Without the images, print all the entries below exactly as given.

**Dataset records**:
>> Begin

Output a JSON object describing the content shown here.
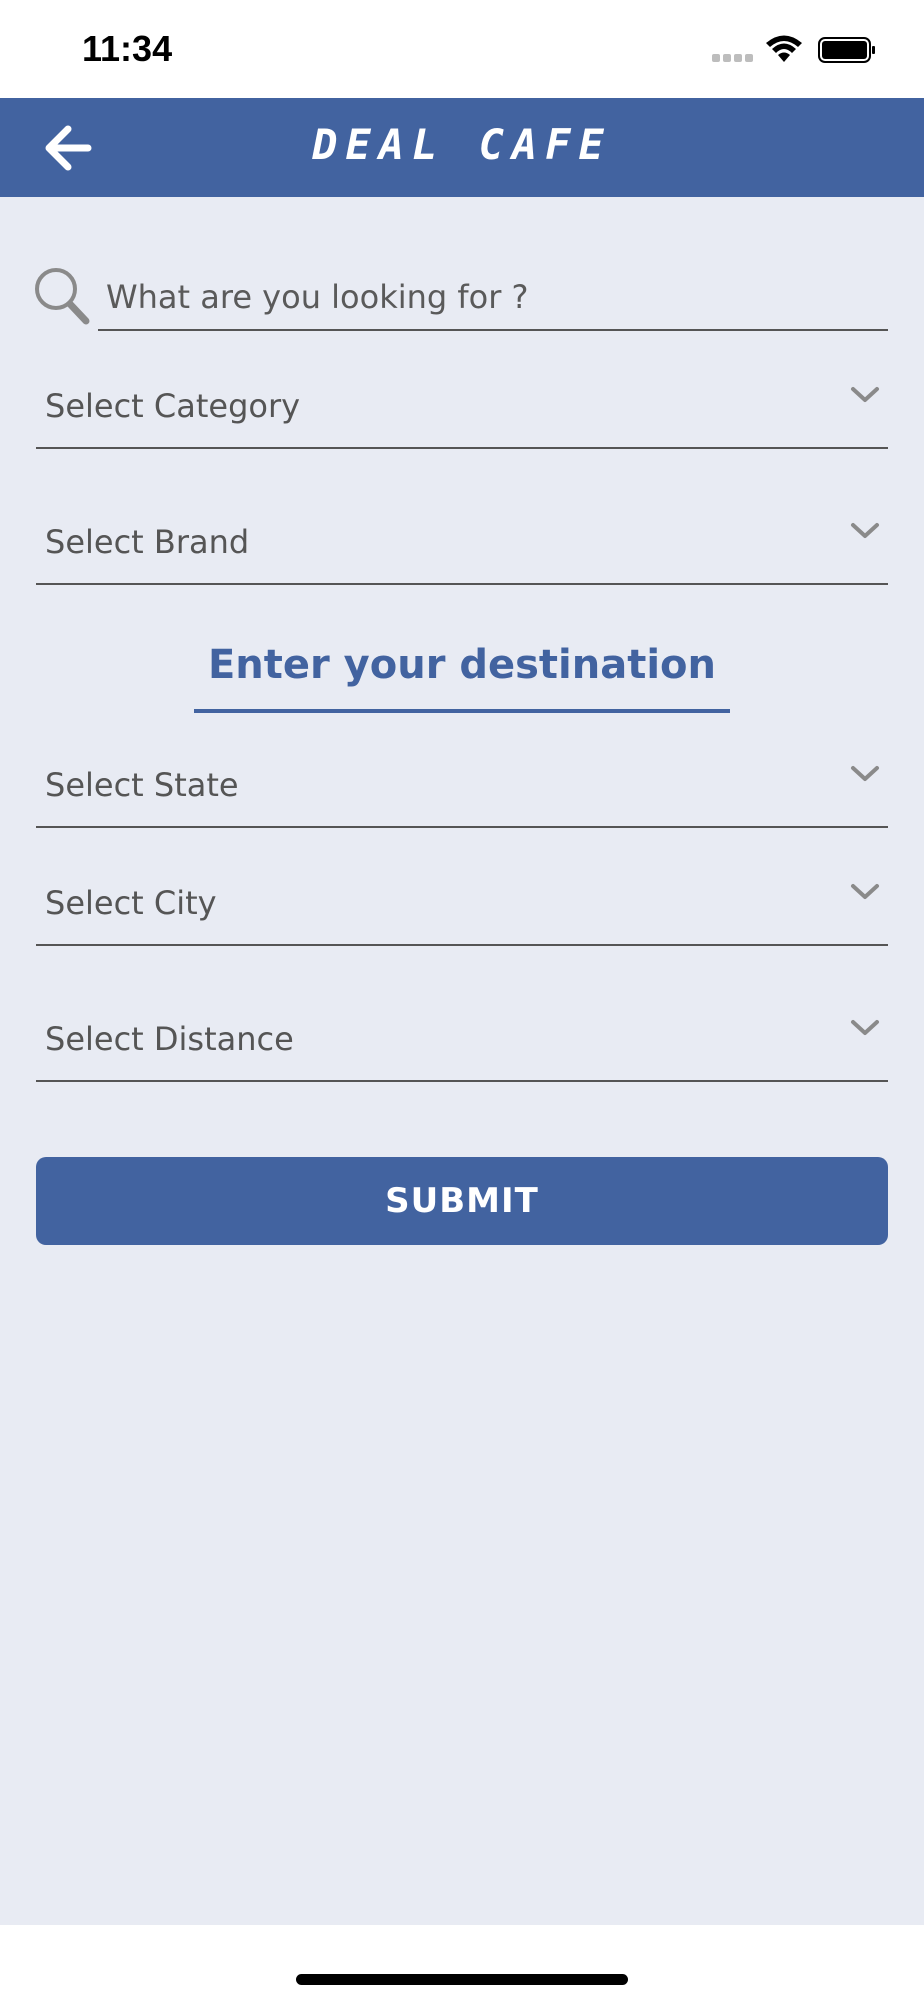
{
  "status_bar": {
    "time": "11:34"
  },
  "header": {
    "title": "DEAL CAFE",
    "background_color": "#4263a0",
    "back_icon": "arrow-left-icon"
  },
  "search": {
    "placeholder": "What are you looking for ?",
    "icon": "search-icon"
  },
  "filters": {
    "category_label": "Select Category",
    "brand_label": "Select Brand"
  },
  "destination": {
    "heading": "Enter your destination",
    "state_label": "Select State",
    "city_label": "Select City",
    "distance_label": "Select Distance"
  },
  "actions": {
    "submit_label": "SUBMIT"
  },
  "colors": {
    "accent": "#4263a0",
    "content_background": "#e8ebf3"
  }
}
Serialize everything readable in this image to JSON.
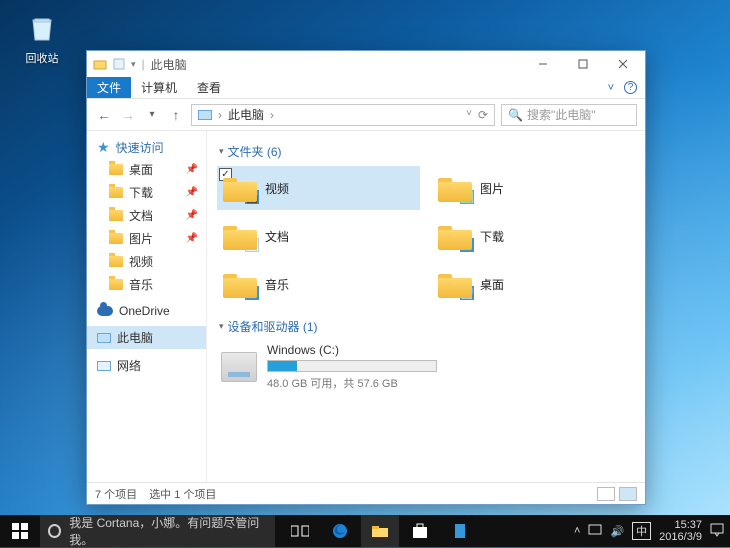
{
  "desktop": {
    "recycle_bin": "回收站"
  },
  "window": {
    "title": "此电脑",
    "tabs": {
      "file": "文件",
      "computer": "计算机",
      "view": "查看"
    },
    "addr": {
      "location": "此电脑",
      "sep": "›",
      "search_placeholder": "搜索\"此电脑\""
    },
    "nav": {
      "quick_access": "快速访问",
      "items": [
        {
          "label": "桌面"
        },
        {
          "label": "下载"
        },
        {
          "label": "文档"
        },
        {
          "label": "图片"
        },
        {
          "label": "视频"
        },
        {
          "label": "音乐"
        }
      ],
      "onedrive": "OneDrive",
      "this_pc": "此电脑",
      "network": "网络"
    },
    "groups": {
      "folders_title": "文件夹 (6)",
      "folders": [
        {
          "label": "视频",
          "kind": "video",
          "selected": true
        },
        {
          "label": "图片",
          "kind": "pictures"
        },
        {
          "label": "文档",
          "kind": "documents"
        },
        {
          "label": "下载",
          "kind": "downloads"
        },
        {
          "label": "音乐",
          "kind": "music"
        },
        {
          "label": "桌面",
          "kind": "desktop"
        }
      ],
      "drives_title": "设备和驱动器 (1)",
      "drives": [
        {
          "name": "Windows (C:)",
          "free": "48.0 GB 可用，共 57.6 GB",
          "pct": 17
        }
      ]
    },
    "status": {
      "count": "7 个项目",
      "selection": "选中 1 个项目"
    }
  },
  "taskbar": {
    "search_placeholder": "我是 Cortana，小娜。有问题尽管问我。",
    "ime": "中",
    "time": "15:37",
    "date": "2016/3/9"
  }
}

>> End

**Task result**:
Output a JSON object describing the content shown here.
{
  "status_bar": {
    "time": "11:34"
  },
  "header": {
    "title": "DEAL CAFE",
    "background_color": "#4263a0",
    "back_icon": "arrow-left-icon"
  },
  "search": {
    "placeholder": "What are you looking for ?",
    "icon": "search-icon"
  },
  "filters": {
    "category_label": "Select Category",
    "brand_label": "Select Brand"
  },
  "destination": {
    "heading": "Enter your destination",
    "state_label": "Select State",
    "city_label": "Select City",
    "distance_label": "Select Distance"
  },
  "actions": {
    "submit_label": "SUBMIT"
  },
  "colors": {
    "accent": "#4263a0",
    "content_background": "#e8ebf3"
  }
}
Serialize everything readable in this image to JSON.
{
  "desktop": {
    "recycle_bin": "回收站"
  },
  "window": {
    "title": "此电脑",
    "tabs": {
      "file": "文件",
      "computer": "计算机",
      "view": "查看"
    },
    "addr": {
      "location": "此电脑",
      "sep": "›",
      "search_placeholder": "搜索\"此电脑\""
    },
    "nav": {
      "quick_access": "快速访问",
      "items": [
        {
          "label": "桌面"
        },
        {
          "label": "下载"
        },
        {
          "label": "文档"
        },
        {
          "label": "图片"
        },
        {
          "label": "视频"
        },
        {
          "label": "音乐"
        }
      ],
      "onedrive": "OneDrive",
      "this_pc": "此电脑",
      "network": "网络"
    },
    "groups": {
      "folders_title": "文件夹 (6)",
      "folders": [
        {
          "label": "视频",
          "kind": "video",
          "selected": true
        },
        {
          "label": "图片",
          "kind": "pictures"
        },
        {
          "label": "文档",
          "kind": "documents"
        },
        {
          "label": "下载",
          "kind": "downloads"
        },
        {
          "label": "音乐",
          "kind": "music"
        },
        {
          "label": "桌面",
          "kind": "desktop"
        }
      ],
      "drives_title": "设备和驱动器 (1)",
      "drives": [
        {
          "name": "Windows (C:)",
          "free": "48.0 GB 可用，共 57.6 GB",
          "pct": 17
        }
      ]
    },
    "status": {
      "count": "7 个项目",
      "selection": "选中 1 个项目"
    }
  },
  "taskbar": {
    "search_placeholder": "我是 Cortana，小娜。有问题尽管问我。",
    "ime": "中",
    "time": "15:37",
    "date": "2016/3/9"
  }
}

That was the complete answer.